%%
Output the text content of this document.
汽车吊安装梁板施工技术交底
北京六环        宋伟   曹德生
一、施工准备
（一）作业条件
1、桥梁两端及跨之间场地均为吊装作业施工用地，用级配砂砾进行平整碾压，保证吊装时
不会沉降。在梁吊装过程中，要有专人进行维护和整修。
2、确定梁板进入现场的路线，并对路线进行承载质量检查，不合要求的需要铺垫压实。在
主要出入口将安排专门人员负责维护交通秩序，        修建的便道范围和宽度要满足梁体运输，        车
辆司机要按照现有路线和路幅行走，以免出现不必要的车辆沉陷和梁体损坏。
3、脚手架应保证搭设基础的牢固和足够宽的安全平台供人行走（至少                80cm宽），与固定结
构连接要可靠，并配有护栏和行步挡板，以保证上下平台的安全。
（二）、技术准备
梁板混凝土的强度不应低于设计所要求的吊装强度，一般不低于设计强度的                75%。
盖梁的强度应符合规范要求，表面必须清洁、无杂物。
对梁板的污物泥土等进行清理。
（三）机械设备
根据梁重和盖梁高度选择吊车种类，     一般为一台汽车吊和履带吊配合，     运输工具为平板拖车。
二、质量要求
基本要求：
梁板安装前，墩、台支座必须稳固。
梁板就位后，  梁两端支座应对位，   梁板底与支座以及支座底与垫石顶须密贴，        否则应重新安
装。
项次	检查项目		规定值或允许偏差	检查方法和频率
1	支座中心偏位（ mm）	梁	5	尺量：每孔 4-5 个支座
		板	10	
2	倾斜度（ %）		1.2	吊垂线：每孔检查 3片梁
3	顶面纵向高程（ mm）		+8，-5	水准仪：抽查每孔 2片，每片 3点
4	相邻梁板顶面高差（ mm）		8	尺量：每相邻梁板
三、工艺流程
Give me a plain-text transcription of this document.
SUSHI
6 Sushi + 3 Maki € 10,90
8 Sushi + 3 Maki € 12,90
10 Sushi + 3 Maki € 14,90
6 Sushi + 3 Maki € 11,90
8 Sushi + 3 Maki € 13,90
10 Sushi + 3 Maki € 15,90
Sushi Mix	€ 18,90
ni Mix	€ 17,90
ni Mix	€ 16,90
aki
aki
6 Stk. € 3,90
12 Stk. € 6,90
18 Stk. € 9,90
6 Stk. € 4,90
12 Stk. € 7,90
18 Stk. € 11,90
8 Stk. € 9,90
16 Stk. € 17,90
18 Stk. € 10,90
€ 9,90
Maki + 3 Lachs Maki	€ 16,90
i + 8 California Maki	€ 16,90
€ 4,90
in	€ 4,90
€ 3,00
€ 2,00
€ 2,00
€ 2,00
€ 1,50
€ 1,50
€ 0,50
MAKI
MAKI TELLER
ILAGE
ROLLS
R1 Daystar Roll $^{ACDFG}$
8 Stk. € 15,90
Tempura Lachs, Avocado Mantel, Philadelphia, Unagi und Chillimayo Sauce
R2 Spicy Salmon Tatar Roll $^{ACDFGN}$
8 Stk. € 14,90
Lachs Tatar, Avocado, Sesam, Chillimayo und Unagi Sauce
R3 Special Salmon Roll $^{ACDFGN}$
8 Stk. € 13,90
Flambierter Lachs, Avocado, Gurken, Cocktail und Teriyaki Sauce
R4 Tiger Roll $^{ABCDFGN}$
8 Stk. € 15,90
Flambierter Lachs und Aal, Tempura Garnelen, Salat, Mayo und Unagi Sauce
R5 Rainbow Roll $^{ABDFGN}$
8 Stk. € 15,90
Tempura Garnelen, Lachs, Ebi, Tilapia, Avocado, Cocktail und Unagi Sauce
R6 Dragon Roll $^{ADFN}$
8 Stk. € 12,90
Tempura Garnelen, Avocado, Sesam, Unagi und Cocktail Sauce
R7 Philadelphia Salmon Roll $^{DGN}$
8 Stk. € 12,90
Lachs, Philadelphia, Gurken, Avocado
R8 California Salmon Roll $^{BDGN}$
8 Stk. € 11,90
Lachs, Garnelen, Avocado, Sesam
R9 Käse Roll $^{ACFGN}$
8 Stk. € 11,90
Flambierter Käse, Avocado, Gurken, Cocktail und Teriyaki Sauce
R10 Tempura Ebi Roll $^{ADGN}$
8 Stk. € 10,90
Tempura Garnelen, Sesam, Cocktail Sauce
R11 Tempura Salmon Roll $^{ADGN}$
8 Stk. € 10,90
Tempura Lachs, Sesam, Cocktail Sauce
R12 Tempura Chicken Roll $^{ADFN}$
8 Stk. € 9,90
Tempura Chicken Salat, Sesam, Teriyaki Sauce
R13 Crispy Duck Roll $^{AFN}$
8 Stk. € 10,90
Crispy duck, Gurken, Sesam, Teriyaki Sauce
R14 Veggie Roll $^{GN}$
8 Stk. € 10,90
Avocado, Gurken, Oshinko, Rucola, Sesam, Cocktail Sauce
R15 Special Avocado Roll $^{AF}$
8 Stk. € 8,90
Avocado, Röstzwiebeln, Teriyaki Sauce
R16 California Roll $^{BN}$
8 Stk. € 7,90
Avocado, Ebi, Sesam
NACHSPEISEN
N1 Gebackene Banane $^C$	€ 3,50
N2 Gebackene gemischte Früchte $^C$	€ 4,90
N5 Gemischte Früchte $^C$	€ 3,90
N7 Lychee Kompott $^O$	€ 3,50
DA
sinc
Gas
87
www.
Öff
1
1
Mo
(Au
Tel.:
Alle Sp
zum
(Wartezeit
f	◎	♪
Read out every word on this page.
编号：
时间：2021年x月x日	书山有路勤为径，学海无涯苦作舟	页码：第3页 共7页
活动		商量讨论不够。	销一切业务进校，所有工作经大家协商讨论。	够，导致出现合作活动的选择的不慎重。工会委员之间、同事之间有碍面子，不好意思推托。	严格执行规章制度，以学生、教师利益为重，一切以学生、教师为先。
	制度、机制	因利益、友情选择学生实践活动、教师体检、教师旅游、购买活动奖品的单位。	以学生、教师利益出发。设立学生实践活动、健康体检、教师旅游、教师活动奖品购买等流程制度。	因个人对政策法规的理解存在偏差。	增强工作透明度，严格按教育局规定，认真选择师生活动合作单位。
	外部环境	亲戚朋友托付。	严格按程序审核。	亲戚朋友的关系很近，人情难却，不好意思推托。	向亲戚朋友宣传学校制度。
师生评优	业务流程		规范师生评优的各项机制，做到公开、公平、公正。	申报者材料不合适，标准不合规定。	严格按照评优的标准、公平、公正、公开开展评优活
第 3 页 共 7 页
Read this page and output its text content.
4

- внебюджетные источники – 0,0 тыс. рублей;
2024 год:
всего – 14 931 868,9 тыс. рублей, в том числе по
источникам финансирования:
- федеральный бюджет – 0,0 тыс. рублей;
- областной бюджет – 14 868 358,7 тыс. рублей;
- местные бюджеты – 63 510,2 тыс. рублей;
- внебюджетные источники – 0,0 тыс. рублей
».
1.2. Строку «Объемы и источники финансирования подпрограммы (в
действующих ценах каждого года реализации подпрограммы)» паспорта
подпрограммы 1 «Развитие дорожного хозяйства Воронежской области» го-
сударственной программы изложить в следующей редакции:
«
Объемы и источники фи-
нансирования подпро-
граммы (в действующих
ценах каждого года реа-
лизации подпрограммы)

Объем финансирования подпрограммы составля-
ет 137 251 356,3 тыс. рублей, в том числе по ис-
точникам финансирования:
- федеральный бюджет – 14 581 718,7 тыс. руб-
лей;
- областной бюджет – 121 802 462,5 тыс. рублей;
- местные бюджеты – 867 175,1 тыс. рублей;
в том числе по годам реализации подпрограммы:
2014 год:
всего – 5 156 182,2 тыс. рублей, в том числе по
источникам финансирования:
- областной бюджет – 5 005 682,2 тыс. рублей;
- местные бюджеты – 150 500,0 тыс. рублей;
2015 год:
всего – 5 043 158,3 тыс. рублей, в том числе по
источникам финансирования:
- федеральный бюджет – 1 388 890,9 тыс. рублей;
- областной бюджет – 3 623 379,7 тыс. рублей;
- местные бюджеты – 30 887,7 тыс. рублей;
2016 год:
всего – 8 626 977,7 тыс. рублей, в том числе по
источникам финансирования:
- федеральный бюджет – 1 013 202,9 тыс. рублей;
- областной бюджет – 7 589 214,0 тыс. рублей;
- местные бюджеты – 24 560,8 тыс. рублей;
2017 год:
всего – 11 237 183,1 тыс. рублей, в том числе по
%%
Exercise goal:
Set down, word for word, only the lines running from the line with "Read this page and output its text content." to the last line of the listing above. Both of those lines belong in your answer.

Solution to this exercise:
Read this page and output its text content.
4

- внебюджетные источники – 0,0 тыс. рублей;
2024 год:
всего – 14 931 868,9 тыс. рублей, в том числе по
источникам финансирования:
- федеральный бюджет – 0,0 тыс. рублей;
- областной бюджет – 14 868 358,7 тыс. рублей;
- местные бюджеты – 63 510,2 тыс. рублей;
- внебюджетные источники – 0,0 тыс. рублей
».
1.2. Строку «Объемы и источники финансирования подпрограммы (в
действующих ценах каждого года реализации подпрограммы)» паспорта
подпрограммы 1 «Развитие дорожного хозяйства Воронежской области» го-
сударственной программы изложить в следующей редакции:
«
Объемы и источники фи-
нансирования подпро-
граммы (в действующих
ценах каждого года реа-
лизации подпрограммы)

Объем финансирования подпрограммы составля-
ет 137 251 356,3 тыс. рублей, в том числе по ис-
точникам финансирования:
- федеральный бюджет – 14 581 718,7 тыс. руб-
лей;
- областной бюджет – 121 802 462,5 тыс. рублей;
- местные бюджеты – 867 175,1 тыс. рублей;
в том числе по годам реализации подпрограммы:
2014 год:
всего – 5 156 182,2 тыс. рублей, в том числе по
источникам финансирования:
- областной бюджет – 5 005 682,2 тыс. рублей;
- местные бюджеты – 150 500,0 тыс. рублей;
2015 год:
всего – 5 043 158,3 тыс. рублей, в том числе по
источникам финансирования:
- федеральный бюджет – 1 388 890,9 тыс. рублей;
- областной бюджет – 3 623 379,7 тыс. рублей;
- местные бюджеты – 30 887,7 тыс. рублей;
2016 год:
всего – 8 626 977,7 тыс. рублей, в том числе по
источникам финансирования:
- федеральный бюджет – 1 013 202,9 тыс. рублей;
- областной бюджет – 7 589 214,0 тыс. рублей;
- местные бюджеты – 24 560,8 тыс. рублей;
2017 год:
всего – 11 237 183,1 тыс. рублей, в том числе по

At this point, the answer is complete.